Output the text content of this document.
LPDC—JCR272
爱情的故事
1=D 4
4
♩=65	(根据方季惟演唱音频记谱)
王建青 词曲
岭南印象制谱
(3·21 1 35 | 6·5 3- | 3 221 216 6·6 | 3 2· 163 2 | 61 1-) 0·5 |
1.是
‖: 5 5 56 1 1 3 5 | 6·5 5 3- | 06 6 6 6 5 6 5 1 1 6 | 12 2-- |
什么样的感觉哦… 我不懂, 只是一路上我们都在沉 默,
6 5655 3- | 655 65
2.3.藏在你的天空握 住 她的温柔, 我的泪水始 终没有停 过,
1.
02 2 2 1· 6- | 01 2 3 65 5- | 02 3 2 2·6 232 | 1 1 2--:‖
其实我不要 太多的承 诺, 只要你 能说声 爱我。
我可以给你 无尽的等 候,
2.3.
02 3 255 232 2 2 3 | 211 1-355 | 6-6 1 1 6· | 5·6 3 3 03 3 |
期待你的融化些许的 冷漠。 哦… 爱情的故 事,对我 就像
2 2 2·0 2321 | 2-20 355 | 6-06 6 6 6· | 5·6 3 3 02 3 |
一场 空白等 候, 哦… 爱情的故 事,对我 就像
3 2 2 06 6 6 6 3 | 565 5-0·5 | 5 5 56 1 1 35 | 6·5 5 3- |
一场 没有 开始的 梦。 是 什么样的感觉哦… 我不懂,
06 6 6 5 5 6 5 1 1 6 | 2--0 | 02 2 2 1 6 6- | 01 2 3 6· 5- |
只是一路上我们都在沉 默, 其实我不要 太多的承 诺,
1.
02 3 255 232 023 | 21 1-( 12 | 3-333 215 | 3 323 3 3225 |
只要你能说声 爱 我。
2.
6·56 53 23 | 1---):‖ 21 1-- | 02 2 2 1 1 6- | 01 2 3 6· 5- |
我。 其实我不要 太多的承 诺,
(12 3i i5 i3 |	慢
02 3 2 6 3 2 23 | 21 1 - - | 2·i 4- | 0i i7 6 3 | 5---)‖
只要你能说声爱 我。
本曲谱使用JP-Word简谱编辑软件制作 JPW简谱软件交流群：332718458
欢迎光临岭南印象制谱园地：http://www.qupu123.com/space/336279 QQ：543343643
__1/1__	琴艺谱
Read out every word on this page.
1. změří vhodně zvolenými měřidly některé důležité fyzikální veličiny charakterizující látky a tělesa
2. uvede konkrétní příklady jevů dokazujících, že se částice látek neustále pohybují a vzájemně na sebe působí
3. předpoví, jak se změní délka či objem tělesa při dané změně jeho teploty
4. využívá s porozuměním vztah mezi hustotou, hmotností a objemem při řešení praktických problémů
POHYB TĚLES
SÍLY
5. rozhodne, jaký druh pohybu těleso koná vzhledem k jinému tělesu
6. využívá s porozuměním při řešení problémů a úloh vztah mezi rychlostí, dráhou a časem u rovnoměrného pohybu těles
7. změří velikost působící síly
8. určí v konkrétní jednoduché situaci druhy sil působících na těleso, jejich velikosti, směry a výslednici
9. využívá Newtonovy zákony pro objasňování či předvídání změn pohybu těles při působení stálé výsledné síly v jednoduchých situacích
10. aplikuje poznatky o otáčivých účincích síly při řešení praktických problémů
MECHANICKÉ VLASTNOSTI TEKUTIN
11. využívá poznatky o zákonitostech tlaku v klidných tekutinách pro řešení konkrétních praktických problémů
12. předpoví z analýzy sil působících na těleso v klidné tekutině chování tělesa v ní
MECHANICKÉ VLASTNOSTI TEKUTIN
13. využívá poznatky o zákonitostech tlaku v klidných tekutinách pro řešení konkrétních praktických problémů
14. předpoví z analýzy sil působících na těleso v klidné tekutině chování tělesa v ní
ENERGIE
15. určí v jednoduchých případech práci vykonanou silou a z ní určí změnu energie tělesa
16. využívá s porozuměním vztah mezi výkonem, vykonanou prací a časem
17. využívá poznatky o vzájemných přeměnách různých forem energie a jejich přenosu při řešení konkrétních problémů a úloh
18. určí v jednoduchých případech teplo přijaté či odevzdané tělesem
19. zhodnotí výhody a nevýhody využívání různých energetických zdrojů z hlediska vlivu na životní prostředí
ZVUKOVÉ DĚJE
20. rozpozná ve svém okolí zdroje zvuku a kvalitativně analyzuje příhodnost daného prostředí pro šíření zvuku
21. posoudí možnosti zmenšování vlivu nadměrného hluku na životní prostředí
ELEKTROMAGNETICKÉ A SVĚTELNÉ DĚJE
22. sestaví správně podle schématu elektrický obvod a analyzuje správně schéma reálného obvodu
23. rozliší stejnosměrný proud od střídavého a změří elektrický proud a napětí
===============
Problem: Select from the material above each line in which the string "chování" appears, and list those lines.

Output below:
12. předpoví z analýzy sil působících na těleso v klidné tekutině chování tělesa v ní
14. předpoví z analýzy sil působících na těleso v klidné tekutině chování tělesa v ní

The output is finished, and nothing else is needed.